> Data section:

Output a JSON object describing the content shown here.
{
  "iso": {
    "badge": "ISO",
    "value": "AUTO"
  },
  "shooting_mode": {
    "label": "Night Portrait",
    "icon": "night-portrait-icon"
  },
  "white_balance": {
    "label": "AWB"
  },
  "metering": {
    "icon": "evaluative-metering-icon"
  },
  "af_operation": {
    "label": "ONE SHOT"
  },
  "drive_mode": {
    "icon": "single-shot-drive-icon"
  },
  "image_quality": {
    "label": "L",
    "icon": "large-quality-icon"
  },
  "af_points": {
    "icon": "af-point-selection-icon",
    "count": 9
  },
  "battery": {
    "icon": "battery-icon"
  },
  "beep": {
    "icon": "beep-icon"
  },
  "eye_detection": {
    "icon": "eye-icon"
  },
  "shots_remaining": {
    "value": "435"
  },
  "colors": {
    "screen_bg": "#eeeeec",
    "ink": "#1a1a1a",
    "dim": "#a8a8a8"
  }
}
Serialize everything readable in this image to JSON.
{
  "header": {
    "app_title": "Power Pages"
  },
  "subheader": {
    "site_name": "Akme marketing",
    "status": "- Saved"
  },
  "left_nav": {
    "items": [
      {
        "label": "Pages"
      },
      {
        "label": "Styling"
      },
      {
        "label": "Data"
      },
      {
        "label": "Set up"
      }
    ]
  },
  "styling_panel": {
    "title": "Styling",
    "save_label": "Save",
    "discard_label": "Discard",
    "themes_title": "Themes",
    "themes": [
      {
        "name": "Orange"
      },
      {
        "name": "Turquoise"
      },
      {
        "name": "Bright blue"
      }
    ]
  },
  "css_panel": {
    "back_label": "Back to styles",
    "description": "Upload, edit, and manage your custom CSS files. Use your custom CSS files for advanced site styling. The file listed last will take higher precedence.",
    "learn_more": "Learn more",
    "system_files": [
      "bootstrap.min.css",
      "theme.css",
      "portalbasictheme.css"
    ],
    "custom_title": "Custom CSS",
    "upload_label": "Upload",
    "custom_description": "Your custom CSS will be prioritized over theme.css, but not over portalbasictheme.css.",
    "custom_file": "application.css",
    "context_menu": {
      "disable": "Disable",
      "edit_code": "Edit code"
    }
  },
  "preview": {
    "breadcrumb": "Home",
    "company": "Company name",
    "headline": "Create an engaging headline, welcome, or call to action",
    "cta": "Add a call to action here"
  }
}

> Exercise goal: Show every line from the listing above in which the string "portalbasictheme" appears.

> Full answer:
      "portalbasictheme.css"
    "custom_description": "Your custom CSS will be prioritized over theme.css, but not over portalbasictheme.css.",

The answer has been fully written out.